■ Information provided
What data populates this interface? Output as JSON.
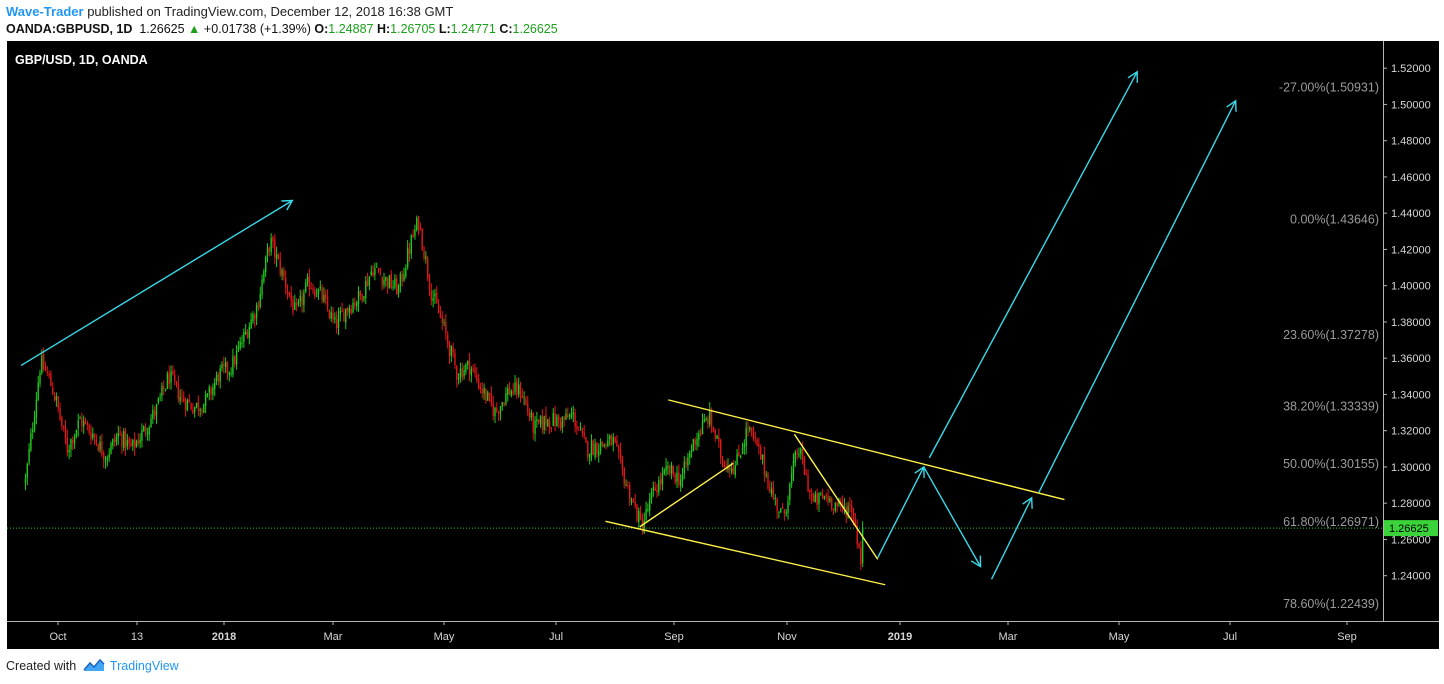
{
  "header": {
    "author": "Wave-Trader",
    "published_text": "published on TradingView.com, December 12, 2018 16:38 GMT",
    "symbol": "OANDA:GBPUSD, 1D",
    "last": "1.26625",
    "change": "+0.01738 (+1.39%)",
    "o_label": "O:",
    "o_value": "1.24887",
    "h_label": "H:",
    "h_value": "1.26705",
    "l_label": "L:",
    "l_value": "1.24771",
    "c_label": "C:",
    "c_value": "1.26625"
  },
  "footer": {
    "created_with": "Created with",
    "brand": "TradingView"
  },
  "colors": {
    "background": "#000000",
    "bull": "#22c81e",
    "bear": "#e01818",
    "trendline": "#fff34a",
    "arrow": "#38d9e8",
    "price_line": "#17d317",
    "axis_text": "#d6d6d6",
    "fib_text": "#9b9b9b"
  },
  "chart_data": {
    "type": "candlestick",
    "title": "GBP/USD, 1D, OANDA",
    "current_price_label": "1.26625",
    "ylim": [
      1.215,
      1.535
    ],
    "y_ticks": [
      "1.52000",
      "1.50000",
      "1.48000",
      "1.46000",
      "1.44000",
      "1.42000",
      "1.40000",
      "1.38000",
      "1.36000",
      "1.34000",
      "1.32000",
      "1.30000",
      "1.28000",
      "1.26000",
      "1.24000"
    ],
    "x_ticks": [
      "Oct",
      "13",
      "2018",
      "Mar",
      "May",
      "Jul",
      "Sep",
      "Nov",
      "2019",
      "Mar",
      "May",
      "Jul",
      "Sep"
    ],
    "fib_levels": [
      {
        "label": "-27.00%(1.50931)",
        "value": 1.50931
      },
      {
        "label": "0.00%(1.43646)",
        "value": 1.43646
      },
      {
        "label": "23.60%(1.37278)",
        "value": 1.37278
      },
      {
        "label": "38.20%(1.33339)",
        "value": 1.33339
      },
      {
        "label": "50.00%(1.30155)",
        "value": 1.30155
      },
      {
        "label": "61.80%(1.26971)",
        "value": 1.26971
      },
      {
        "label": "78.60%(1.22439)",
        "value": 1.22439
      }
    ],
    "price_path": [
      [
        "2017-09-01",
        1.292
      ],
      [
        "2017-09-08",
        1.325
      ],
      [
        "2017-09-15",
        1.358
      ],
      [
        "2017-09-22",
        1.35
      ],
      [
        "2017-09-29",
        1.337
      ],
      [
        "2017-10-06",
        1.31
      ],
      [
        "2017-10-13",
        1.326
      ],
      [
        "2017-10-20",
        1.318
      ],
      [
        "2017-10-27",
        1.306
      ],
      [
        "2017-11-03",
        1.318
      ],
      [
        "2017-11-10",
        1.31
      ],
      [
        "2017-11-17",
        1.32
      ],
      [
        "2017-11-24",
        1.332
      ],
      [
        "2017-12-01",
        1.35
      ],
      [
        "2017-12-08",
        1.338
      ],
      [
        "2017-12-15",
        1.333
      ],
      [
        "2017-12-22",
        1.336
      ],
      [
        "2017-12-29",
        1.351
      ],
      [
        "2018-01-05",
        1.355
      ],
      [
        "2018-01-12",
        1.372
      ],
      [
        "2018-01-19",
        1.389
      ],
      [
        "2018-01-26",
        1.425
      ],
      [
        "2018-02-02",
        1.405
      ],
      [
        "2018-02-09",
        1.384
      ],
      [
        "2018-02-16",
        1.402
      ],
      [
        "2018-02-23",
        1.394
      ],
      [
        "2018-03-02",
        1.378
      ],
      [
        "2018-03-09",
        1.388
      ],
      [
        "2018-03-16",
        1.394
      ],
      [
        "2018-03-23",
        1.41
      ],
      [
        "2018-03-30",
        1.403
      ],
      [
        "2018-04-06",
        1.398
      ],
      [
        "2018-04-13",
        1.424
      ],
      [
        "2018-04-17",
        1.436
      ],
      [
        "2018-04-24",
        1.397
      ],
      [
        "2018-05-01",
        1.376
      ],
      [
        "2018-05-08",
        1.352
      ],
      [
        "2018-05-15",
        1.356
      ],
      [
        "2018-05-22",
        1.342
      ],
      [
        "2018-05-29",
        1.33
      ],
      [
        "2018-06-05",
        1.342
      ],
      [
        "2018-06-12",
        1.342
      ],
      [
        "2018-06-19",
        1.321
      ],
      [
        "2018-06-26",
        1.326
      ],
      [
        "2018-07-03",
        1.325
      ],
      [
        "2018-07-10",
        1.328
      ],
      [
        "2018-07-17",
        1.31
      ],
      [
        "2018-07-24",
        1.312
      ],
      [
        "2018-07-31",
        1.314
      ],
      [
        "2018-08-07",
        1.29
      ],
      [
        "2018-08-15",
        1.267
      ],
      [
        "2018-08-22",
        1.288
      ],
      [
        "2018-08-29",
        1.298
      ],
      [
        "2018-09-05",
        1.293
      ],
      [
        "2018-09-12",
        1.315
      ],
      [
        "2018-09-20",
        1.328
      ],
      [
        "2018-09-27",
        1.304
      ],
      [
        "2018-10-04",
        1.3
      ],
      [
        "2018-10-11",
        1.322
      ],
      [
        "2018-10-18",
        1.305
      ],
      [
        "2018-10-25",
        1.282
      ],
      [
        "2018-10-30",
        1.272
      ],
      [
        "2018-11-07",
        1.311
      ],
      [
        "2018-11-15",
        1.28
      ],
      [
        "2018-11-22",
        1.284
      ],
      [
        "2018-11-30",
        1.277
      ],
      [
        "2018-12-06",
        1.278
      ],
      [
        "2018-12-11",
        1.249
      ],
      [
        "2018-12-12",
        1.266
      ]
    ],
    "trendlines": [
      {
        "from": [
          "2018-07-27",
          1.27
        ],
        "to": [
          "2018-12-24",
          1.235
        ]
      },
      {
        "from": [
          "2018-08-14",
          1.267
        ],
        "to": [
          "2018-10-03",
          1.302
        ]
      },
      {
        "from": [
          "2018-08-29",
          1.337
        ],
        "to": [
          "2019-04-01",
          1.282
        ]
      },
      {
        "from": [
          "2018-11-05",
          1.318
        ],
        "to": [
          "2018-12-20",
          1.249
        ]
      }
    ],
    "arrows": [
      {
        "from": [
          "2017-08-28",
          1.356
        ],
        "to": [
          "2018-02-07",
          1.447
        ]
      },
      {
        "from": [
          "2018-12-20",
          1.25
        ],
        "to": [
          "2019-01-14",
          1.3
        ]
      },
      {
        "from": [
          "2019-01-14",
          1.3
        ],
        "to": [
          "2019-02-14",
          1.245
        ]
      },
      {
        "from": [
          "2019-02-20",
          1.238
        ],
        "to": [
          "2019-03-14",
          1.283
        ]
      },
      {
        "from": [
          "2019-01-17",
          1.305
        ],
        "to": [
          "2019-05-11",
          1.518
        ]
      },
      {
        "from": [
          "2019-03-18",
          1.286
        ],
        "to": [
          "2019-07-04",
          1.502
        ]
      }
    ]
  }
}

■ What you are asked to do
Count every line in the entries above where the word "TradingView" appears; respond with the number alone.

■ Response for this exercise
2